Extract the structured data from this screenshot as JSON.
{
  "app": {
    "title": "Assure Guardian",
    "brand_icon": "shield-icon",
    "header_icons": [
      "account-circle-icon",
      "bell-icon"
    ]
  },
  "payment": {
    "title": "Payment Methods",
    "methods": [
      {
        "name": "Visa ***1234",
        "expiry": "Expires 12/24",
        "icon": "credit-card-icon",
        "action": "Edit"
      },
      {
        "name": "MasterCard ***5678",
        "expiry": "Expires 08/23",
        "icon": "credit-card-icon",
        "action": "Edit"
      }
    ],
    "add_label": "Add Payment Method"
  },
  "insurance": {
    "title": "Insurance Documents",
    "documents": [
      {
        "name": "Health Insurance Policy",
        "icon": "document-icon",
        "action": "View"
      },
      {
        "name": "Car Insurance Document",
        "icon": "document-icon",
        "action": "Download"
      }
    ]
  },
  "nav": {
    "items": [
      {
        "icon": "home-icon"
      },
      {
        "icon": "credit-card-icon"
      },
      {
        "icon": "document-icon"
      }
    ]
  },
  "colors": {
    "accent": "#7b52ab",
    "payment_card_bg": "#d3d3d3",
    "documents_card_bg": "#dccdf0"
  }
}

§ **What you have to do**:
Copy each record from above without leaving any out.

§ **Correct answer**:
Extract the structured data from this screenshot as JSON.
{
  "app": {
    "title": "Assure Guardian",
    "brand_icon": "shield-icon",
    "header_icons": [
      "account-circle-icon",
      "bell-icon"
    ]
  },
  "payment": {
    "title": "Payment Methods",
    "methods": [
      {
        "name": "Visa ***1234",
        "expiry": "Expires 12/24",
        "icon": "credit-card-icon",
        "action": "Edit"
      },
      {
        "name": "MasterCard ***5678",
        "expiry": "Expires 08/23",
        "icon": "credit-card-icon",
        "action": "Edit"
      }
    ],
    "add_label": "Add Payment Method"
  },
  "insurance": {
    "title": "Insurance Documents",
    "documents": [
      {
        "name": "Health Insurance Policy",
        "icon": "document-icon",
        "action": "View"
      },
      {
        "name": "Car Insurance Document",
        "icon": "document-icon",
        "action": "Download"
      }
    ]
  },
  "nav": {
    "items": [
      {
        "icon": "home-icon"
      },
      {
        "icon": "credit-card-icon"
      },
      {
        "icon": "document-icon"
      }
    ]
  },
  "colors": {
    "accent": "#7b52ab",
    "payment_card_bg": "#d3d3d3",
    "documents_card_bg": "#dccdf0"
  }
}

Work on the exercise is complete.